* [What you need to do]
Write out nothing but the lines from the one containing "Extract the chart's" through the last line below, both included, and without the pictures.

[Opening Material supplied section]

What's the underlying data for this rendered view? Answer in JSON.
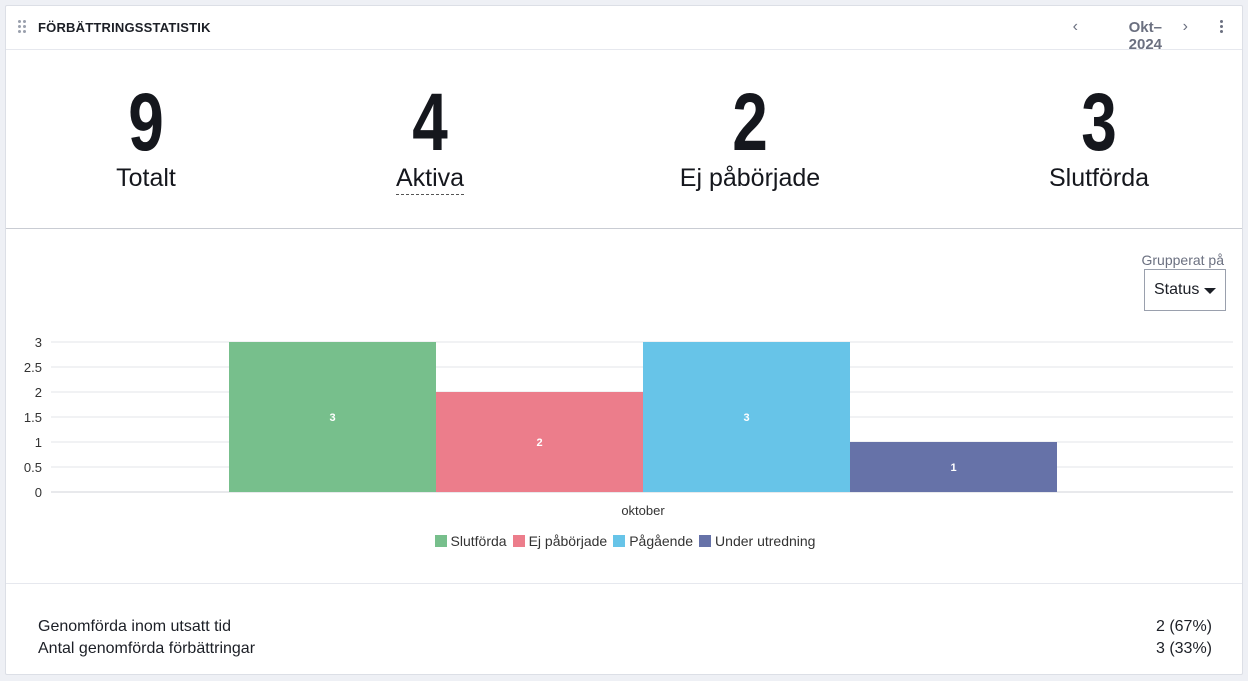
{
  "header": {
    "title": "FÖRBÄTTRINGSSTATISTIK",
    "period": "Okt–2024",
    "prev_icon": "chevron-left-icon",
    "next_icon": "chevron-right-icon",
    "menu_icon": "more-vertical-icon",
    "drag_icon": "drag-handle-icon"
  },
  "stats": [
    {
      "value": "9",
      "label": "Totalt"
    },
    {
      "value": "4",
      "label": "Aktiva"
    },
    {
      "value": "2",
      "label": "Ej påbörjade"
    },
    {
      "value": "3",
      "label": "Slutförda"
    }
  ],
  "groupby": {
    "label": "Grupperat på",
    "value": "Status"
  },
  "chart_data": {
    "type": "bar",
    "categories": [
      "oktober"
    ],
    "series": [
      {
        "name": "Slutförda",
        "values": [
          3
        ],
        "color": "#77bf8c"
      },
      {
        "name": "Ej påbörjade",
        "values": [
          2
        ],
        "color": "#ec7d8b"
      },
      {
        "name": "Pågående",
        "values": [
          3
        ],
        "color": "#67c4e8"
      },
      {
        "name": "Under utredning",
        "values": [
          1
        ],
        "color": "#6672a8"
      }
    ],
    "yticks": [
      "0",
      "0.5",
      "1",
      "1.5",
      "2",
      "2.5",
      "3"
    ],
    "ylim": [
      0,
      3
    ],
    "grid": true,
    "legend": "bottom"
  },
  "footer": {
    "rows": [
      {
        "label": "Genomförda inom utsatt tid",
        "value": "2 (67%)"
      },
      {
        "label": "Antal genomförda förbättringar",
        "value": "3 (33%)"
      }
    ]
  }
}
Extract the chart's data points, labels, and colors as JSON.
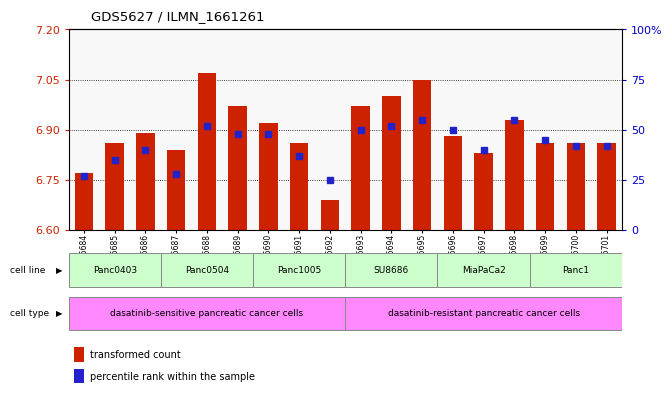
{
  "title": "GDS5627 / ILMN_1661261",
  "samples": [
    "GSM1435684",
    "GSM1435685",
    "GSM1435686",
    "GSM1435687",
    "GSM1435688",
    "GSM1435689",
    "GSM1435690",
    "GSM1435691",
    "GSM1435692",
    "GSM1435693",
    "GSM1435694",
    "GSM1435695",
    "GSM1435696",
    "GSM1435697",
    "GSM1435698",
    "GSM1435699",
    "GSM1435700",
    "GSM1435701"
  ],
  "bar_values": [
    6.77,
    6.86,
    6.89,
    6.84,
    7.07,
    6.97,
    6.92,
    6.86,
    6.69,
    6.97,
    7.0,
    7.05,
    6.88,
    6.83,
    6.93,
    6.86,
    6.86,
    6.86
  ],
  "blue_dot_values": [
    27,
    35,
    40,
    28,
    52,
    48,
    48,
    37,
    25,
    50,
    52,
    55,
    50,
    40,
    55,
    45,
    42,
    42
  ],
  "ylim_left": [
    6.6,
    7.2
  ],
  "ylim_right": [
    0,
    100
  ],
  "yticks_left": [
    6.6,
    6.75,
    6.9,
    7.05,
    7.2
  ],
  "yticks_right": [
    0,
    25,
    50,
    75,
    100
  ],
  "bar_color": "#cc2200",
  "dot_color": "#2222cc",
  "cell_lines": [
    {
      "label": "Panc0403",
      "start": 0,
      "end": 2
    },
    {
      "label": "Panc0504",
      "start": 3,
      "end": 5
    },
    {
      "label": "Panc1005",
      "start": 6,
      "end": 8
    },
    {
      "label": "SU8686",
      "start": 9,
      "end": 11
    },
    {
      "label": "MiaPaCa2",
      "start": 12,
      "end": 14
    },
    {
      "label": "Panc1",
      "start": 15,
      "end": 17
    }
  ],
  "cell_line_color": "#ccffcc",
  "cell_line_border": "#aaaaaa",
  "cell_types": [
    {
      "label": "dasatinib-sensitive pancreatic cancer cells",
      "start": 0,
      "end": 8
    },
    {
      "label": "dasatinib-resistant pancreatic cancer cells",
      "start": 9,
      "end": 17
    }
  ],
  "cell_type_color": "#ff88ff",
  "cell_type_border": "#aaaaaa",
  "legend_red": "transformed count",
  "legend_blue": "percentile rank within the sample",
  "base_value": 6.6,
  "background_color": "#ffffff",
  "n_samples": 18
}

[Closing Material supplied section]

* [Result of this task]
Extract the chart's data points, labels, and colors as JSON.
{
  "title": "GDS5627 / ILMN_1661261",
  "samples": [
    "GSM1435684",
    "GSM1435685",
    "GSM1435686",
    "GSM1435687",
    "GSM1435688",
    "GSM1435689",
    "GSM1435690",
    "GSM1435691",
    "GSM1435692",
    "GSM1435693",
    "GSM1435694",
    "GSM1435695",
    "GSM1435696",
    "GSM1435697",
    "GSM1435698",
    "GSM1435699",
    "GSM1435700",
    "GSM1435701"
  ],
  "bar_values": [
    6.77,
    6.86,
    6.89,
    6.84,
    7.07,
    6.97,
    6.92,
    6.86,
    6.69,
    6.97,
    7.0,
    7.05,
    6.88,
    6.83,
    6.93,
    6.86,
    6.86,
    6.86
  ],
  "blue_dot_values": [
    27,
    35,
    40,
    28,
    52,
    48,
    48,
    37,
    25,
    50,
    52,
    55,
    50,
    40,
    55,
    45,
    42,
    42
  ],
  "ylim_left": [
    6.6,
    7.2
  ],
  "ylim_right": [
    0,
    100
  ],
  "yticks_left": [
    6.6,
    6.75,
    6.9,
    7.05,
    7.2
  ],
  "yticks_right": [
    0,
    25,
    50,
    75,
    100
  ],
  "bar_color": "#cc2200",
  "dot_color": "#2222cc",
  "cell_lines": [
    {
      "label": "Panc0403",
      "start": 0,
      "end": 2
    },
    {
      "label": "Panc0504",
      "start": 3,
      "end": 5
    },
    {
      "label": "Panc1005",
      "start": 6,
      "end": 8
    },
    {
      "label": "SU8686",
      "start": 9,
      "end": 11
    },
    {
      "label": "MiaPaCa2",
      "start": 12,
      "end": 14
    },
    {
      "label": "Panc1",
      "start": 15,
      "end": 17
    }
  ],
  "cell_line_color": "#ccffcc",
  "cell_line_border": "#aaaaaa",
  "cell_types": [
    {
      "label": "dasatinib-sensitive pancreatic cancer cells",
      "start": 0,
      "end": 8
    },
    {
      "label": "dasatinib-resistant pancreatic cancer cells",
      "start": 9,
      "end": 17
    }
  ],
  "cell_type_color": "#ff88ff",
  "cell_type_border": "#aaaaaa",
  "legend_red": "transformed count",
  "legend_blue": "percentile rank within the sample",
  "base_value": 6.6,
  "background_color": "#ffffff",
  "n_samples": 18
}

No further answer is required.